- [Written instruction] Nothing may be dropped or altered: reproduce all the data.

- [Items]
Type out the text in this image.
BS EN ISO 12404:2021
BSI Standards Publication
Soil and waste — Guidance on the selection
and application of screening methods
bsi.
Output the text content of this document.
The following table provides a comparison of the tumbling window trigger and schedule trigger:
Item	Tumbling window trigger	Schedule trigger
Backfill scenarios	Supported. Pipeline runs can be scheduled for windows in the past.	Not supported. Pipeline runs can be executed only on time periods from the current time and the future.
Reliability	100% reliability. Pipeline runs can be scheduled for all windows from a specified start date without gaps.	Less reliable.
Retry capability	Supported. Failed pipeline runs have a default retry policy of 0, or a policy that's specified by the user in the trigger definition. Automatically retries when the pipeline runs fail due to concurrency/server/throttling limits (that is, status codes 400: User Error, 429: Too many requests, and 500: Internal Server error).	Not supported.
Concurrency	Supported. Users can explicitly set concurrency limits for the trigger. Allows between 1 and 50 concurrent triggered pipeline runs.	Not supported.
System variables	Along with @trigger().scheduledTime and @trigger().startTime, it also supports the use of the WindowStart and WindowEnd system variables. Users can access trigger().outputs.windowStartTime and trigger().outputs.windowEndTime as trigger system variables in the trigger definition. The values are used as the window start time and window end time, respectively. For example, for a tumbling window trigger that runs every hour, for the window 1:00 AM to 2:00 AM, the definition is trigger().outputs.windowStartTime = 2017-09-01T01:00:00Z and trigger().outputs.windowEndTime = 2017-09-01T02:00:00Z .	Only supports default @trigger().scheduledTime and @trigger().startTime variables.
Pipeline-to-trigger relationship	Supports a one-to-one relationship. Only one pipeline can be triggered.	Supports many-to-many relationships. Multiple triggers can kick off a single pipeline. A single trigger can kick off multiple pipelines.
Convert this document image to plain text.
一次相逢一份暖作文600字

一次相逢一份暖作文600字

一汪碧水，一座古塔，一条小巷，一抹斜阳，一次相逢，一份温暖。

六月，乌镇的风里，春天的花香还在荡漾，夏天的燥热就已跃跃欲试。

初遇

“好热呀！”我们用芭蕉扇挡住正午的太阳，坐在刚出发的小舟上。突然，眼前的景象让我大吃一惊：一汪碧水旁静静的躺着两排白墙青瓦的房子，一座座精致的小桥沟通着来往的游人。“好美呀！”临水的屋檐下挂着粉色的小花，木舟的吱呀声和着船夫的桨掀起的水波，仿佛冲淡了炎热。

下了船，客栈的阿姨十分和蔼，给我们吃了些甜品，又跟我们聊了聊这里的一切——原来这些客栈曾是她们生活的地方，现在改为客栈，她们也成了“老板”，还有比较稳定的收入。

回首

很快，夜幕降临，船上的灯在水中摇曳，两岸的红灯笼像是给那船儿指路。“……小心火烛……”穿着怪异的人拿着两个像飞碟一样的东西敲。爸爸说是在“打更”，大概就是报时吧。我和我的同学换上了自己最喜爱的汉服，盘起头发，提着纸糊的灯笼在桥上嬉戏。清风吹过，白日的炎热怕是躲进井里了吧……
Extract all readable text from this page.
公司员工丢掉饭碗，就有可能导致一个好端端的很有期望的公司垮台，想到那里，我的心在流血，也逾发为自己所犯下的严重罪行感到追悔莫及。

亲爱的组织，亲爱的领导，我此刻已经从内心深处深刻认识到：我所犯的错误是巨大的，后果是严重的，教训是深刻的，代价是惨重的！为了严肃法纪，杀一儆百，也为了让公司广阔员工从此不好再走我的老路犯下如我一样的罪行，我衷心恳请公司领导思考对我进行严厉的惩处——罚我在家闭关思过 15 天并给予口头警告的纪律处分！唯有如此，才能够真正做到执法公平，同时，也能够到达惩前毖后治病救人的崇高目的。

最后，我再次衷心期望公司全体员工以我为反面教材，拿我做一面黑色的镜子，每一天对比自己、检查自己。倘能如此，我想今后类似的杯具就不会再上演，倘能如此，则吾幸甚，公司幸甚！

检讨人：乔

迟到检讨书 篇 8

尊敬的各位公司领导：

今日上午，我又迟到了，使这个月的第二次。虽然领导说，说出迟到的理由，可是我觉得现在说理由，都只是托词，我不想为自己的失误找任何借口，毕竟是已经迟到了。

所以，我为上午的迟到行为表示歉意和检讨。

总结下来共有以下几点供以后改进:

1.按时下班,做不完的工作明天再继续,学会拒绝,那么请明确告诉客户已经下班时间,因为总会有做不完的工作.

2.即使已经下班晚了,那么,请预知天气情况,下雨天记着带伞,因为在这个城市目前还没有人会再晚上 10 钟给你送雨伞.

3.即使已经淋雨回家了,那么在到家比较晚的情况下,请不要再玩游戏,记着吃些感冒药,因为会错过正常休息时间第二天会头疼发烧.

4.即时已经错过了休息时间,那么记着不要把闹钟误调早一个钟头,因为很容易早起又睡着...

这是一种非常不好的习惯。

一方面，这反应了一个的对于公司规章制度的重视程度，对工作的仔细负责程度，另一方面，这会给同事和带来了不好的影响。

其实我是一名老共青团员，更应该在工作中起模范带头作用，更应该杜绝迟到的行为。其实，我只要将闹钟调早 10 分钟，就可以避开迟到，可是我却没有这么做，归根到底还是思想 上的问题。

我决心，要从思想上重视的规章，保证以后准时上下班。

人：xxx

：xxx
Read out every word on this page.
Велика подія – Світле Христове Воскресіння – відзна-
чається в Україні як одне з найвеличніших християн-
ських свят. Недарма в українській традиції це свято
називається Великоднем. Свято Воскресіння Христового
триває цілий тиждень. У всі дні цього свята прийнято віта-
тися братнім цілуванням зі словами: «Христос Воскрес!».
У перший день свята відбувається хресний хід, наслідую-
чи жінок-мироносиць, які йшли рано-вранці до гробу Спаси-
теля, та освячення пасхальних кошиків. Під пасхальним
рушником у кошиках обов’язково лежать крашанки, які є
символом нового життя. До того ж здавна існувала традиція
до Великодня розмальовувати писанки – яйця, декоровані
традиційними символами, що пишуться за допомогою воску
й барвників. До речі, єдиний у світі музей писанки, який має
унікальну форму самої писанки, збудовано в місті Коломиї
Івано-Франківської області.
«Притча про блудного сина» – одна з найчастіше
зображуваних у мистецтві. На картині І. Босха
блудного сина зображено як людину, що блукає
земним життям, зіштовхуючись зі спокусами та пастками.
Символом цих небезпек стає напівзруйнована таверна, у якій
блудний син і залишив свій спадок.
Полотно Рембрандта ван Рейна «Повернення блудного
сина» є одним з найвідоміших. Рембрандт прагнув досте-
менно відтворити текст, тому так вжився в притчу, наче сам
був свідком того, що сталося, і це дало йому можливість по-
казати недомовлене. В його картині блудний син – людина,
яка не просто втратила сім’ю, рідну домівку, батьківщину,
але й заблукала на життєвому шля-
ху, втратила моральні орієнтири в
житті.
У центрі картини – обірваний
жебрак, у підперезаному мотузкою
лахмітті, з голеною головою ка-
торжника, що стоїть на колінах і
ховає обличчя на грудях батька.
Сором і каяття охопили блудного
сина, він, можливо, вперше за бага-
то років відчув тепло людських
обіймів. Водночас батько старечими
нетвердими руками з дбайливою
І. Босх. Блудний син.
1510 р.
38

- [Worked answer]
Type out the text in this image.
BS EN ISO 12404:2021
BSI Standards Publication
Soil and waste — Guidance on the selection
and application of screening methods
bsi.
Output the text content of this document.
The following table provides a comparison of the tumbling window trigger and schedule trigger:
Item	Tumbling window trigger	Schedule trigger
Backfill scenarios	Supported. Pipeline runs can be scheduled for windows in the past.	Not supported. Pipeline runs can be executed only on time periods from the current time and the future.
Reliability	100% reliability. Pipeline runs can be scheduled for all windows from a specified start date without gaps.	Less reliable.
Retry capability	Supported. Failed pipeline runs have a default retry policy of 0, or a policy that's specified by the user in the trigger definition. Automatically retries when the pipeline runs fail due to concurrency/server/throttling limits (that is, status codes 400: User Error, 429: Too many requests, and 500: Internal Server error).	Not supported.
Concurrency	Supported. Users can explicitly set concurrency limits for the trigger. Allows between 1 and 50 concurrent triggered pipeline runs.	Not supported.
System variables	Along with @trigger().scheduledTime and @trigger().startTime, it also supports the use of the WindowStart and WindowEnd system variables. Users can access trigger().outputs.windowStartTime and trigger().outputs.windowEndTime as trigger system variables in the trigger definition. The values are used as the window start time and window end time, respectively. For example, for a tumbling window trigger that runs every hour, for the window 1:00 AM to 2:00 AM, the definition is trigger().outputs.windowStartTime = 2017-09-01T01:00:00Z and trigger().outputs.windowEndTime = 2017-09-01T02:00:00Z .	Only supports default @trigger().scheduledTime and @trigger().startTime variables.
Pipeline-to-trigger relationship	Supports a one-to-one relationship. Only one pipeline can be triggered.	Supports many-to-many relationships. Multiple triggers can kick off a single pipeline. A single trigger can kick off multiple pipelines.
Convert this document image to plain text.
一次相逢一份暖作文600字

一次相逢一份暖作文600字

一汪碧水，一座古塔，一条小巷，一抹斜阳，一次相逢，一份温暖。

六月，乌镇的风里，春天的花香还在荡漾，夏天的燥热就已跃跃欲试。

初遇

“好热呀！”我们用芭蕉扇挡住正午的太阳，坐在刚出发的小舟上。突然，眼前的景象让我大吃一惊：一汪碧水旁静静的躺着两排白墙青瓦的房子，一座座精致的小桥沟通着来往的游人。“好美呀！”临水的屋檐下挂着粉色的小花，木舟的吱呀声和着船夫的桨掀起的水波，仿佛冲淡了炎热。

下了船，客栈的阿姨十分和蔼，给我们吃了些甜品，又跟我们聊了聊这里的一切——原来这些客栈曾是她们生活的地方，现在改为客栈，她们也成了“老板”，还有比较稳定的收入。

回首

很快，夜幕降临，船上的灯在水中摇曳，两岸的红灯笼像是给那船儿指路。“……小心火烛……”穿着怪异的人拿着两个像飞碟一样的东西敲。爸爸说是在“打更”，大概就是报时吧。我和我的同学换上了自己最喜爱的汉服，盘起头发，提着纸糊的灯笼在桥上嬉戏。清风吹过，白日的炎热怕是躲进井里了吧……
Extract all readable text from this page.
公司员工丢掉饭碗，就有可能导致一个好端端的很有期望的公司垮台，想到那里，我的心在流血，也逾发为自己所犯下的严重罪行感到追悔莫及。

亲爱的组织，亲爱的领导，我此刻已经从内心深处深刻认识到：我所犯的错误是巨大的，后果是严重的，教训是深刻的，代价是惨重的！为了严肃法纪，杀一儆百，也为了让公司广阔员工从此不好再走我的老路犯下如我一样的罪行，我衷心恳请公司领导思考对我进行严厉的惩处——罚我在家闭关思过 15 天并给予口头警告的纪律处分！唯有如此，才能够真正做到执法公平，同时，也能够到达惩前毖后治病救人的崇高目的。

最后，我再次衷心期望公司全体员工以我为反面教材，拿我做一面黑色的镜子，每一天对比自己、检查自己。倘能如此，我想今后类似的杯具就不会再上演，倘能如此，则吾幸甚，公司幸甚！

检讨人：乔

迟到检讨书 篇 8

尊敬的各位公司领导：

今日上午，我又迟到了，使这个月的第二次。虽然领导说，说出迟到的理由，可是我觉得现在说理由，都只是托词，我不想为自己的失误找任何借口，毕竟是已经迟到了。

所以，我为上午的迟到行为表示歉意和检讨。

总结下来共有以下几点供以后改进:

1.按时下班,做不完的工作明天再继续,学会拒绝,那么请明确告诉客户已经下班时间,因为总会有做不完的工作.

2.即使已经下班晚了,那么,请预知天气情况,下雨天记着带伞,因为在这个城市目前还没有人会再晚上 10 钟给你送雨伞.

3.即使已经淋雨回家了,那么在到家比较晚的情况下,请不要再玩游戏,记着吃些感冒药,因为会错过正常休息时间第二天会头疼发烧.

4.即时已经错过了休息时间,那么记着不要把闹钟误调早一个钟头,因为很容易早起又睡着...

这是一种非常不好的习惯。

一方面，这反应了一个的对于公司规章制度的重视程度，对工作的仔细负责程度，另一方面，这会给同事和带来了不好的影响。

其实我是一名老共青团员，更应该在工作中起模范带头作用，更应该杜绝迟到的行为。其实，我只要将闹钟调早 10 分钟，就可以避开迟到，可是我却没有这么做，归根到底还是思想 上的问题。

我决心，要从思想上重视的规章，保证以后准时上下班。

人：xxx

：xxx
Read out every word on this page.
Велика подія – Світле Христове Воскресіння – відзна-
чається в Україні як одне з найвеличніших християн-
ських свят. Недарма в українській традиції це свято
називається Великоднем. Свято Воскресіння Христового
триває цілий тиждень. У всі дні цього свята прийнято віта-
тися братнім цілуванням зі словами: «Христос Воскрес!».
У перший день свята відбувається хресний хід, наслідую-
чи жінок-мироносиць, які йшли рано-вранці до гробу Спаси-
теля, та освячення пасхальних кошиків. Під пасхальним
рушником у кошиках обов’язково лежать крашанки, які є
символом нового життя. До того ж здавна існувала традиція
до Великодня розмальовувати писанки – яйця, декоровані
традиційними символами, що пишуться за допомогою воску
й барвників. До речі, єдиний у світі музей писанки, який має
унікальну форму самої писанки, збудовано в місті Коломиї
Івано-Франківської області.
«Притча про блудного сина» – одна з найчастіше
зображуваних у мистецтві. На картині І. Босха
блудного сина зображено як людину, що блукає
земним життям, зіштовхуючись зі спокусами та пастками.
Символом цих небезпек стає напівзруйнована таверна, у якій
блудний син і залишив свій спадок.
Полотно Рембрандта ван Рейна «Повернення блудного
сина» є одним з найвідоміших. Рембрандт прагнув досте-
менно відтворити текст, тому так вжився в притчу, наче сам
був свідком того, що сталося, і це дало йому можливість по-
казати недомовлене. В його картині блудний син – людина,
яка не просто втратила сім’ю, рідну домівку, батьківщину,
але й заблукала на життєвому шля-
ху, втратила моральні орієнтири в
житті.
У центрі картини – обірваний
жебрак, у підперезаному мотузкою
лахмітті, з голеною головою ка-
торжника, що стоїть на колінах і
ховає обличчя на грудях батька.
Сором і каяття охопили блудного
сина, він, можливо, вперше за бага-
то років відчув тепло людських
обіймів. Водночас батько старечими
нетвердими руками з дбайливою
І. Босх. Блудний син.
1510 р.
38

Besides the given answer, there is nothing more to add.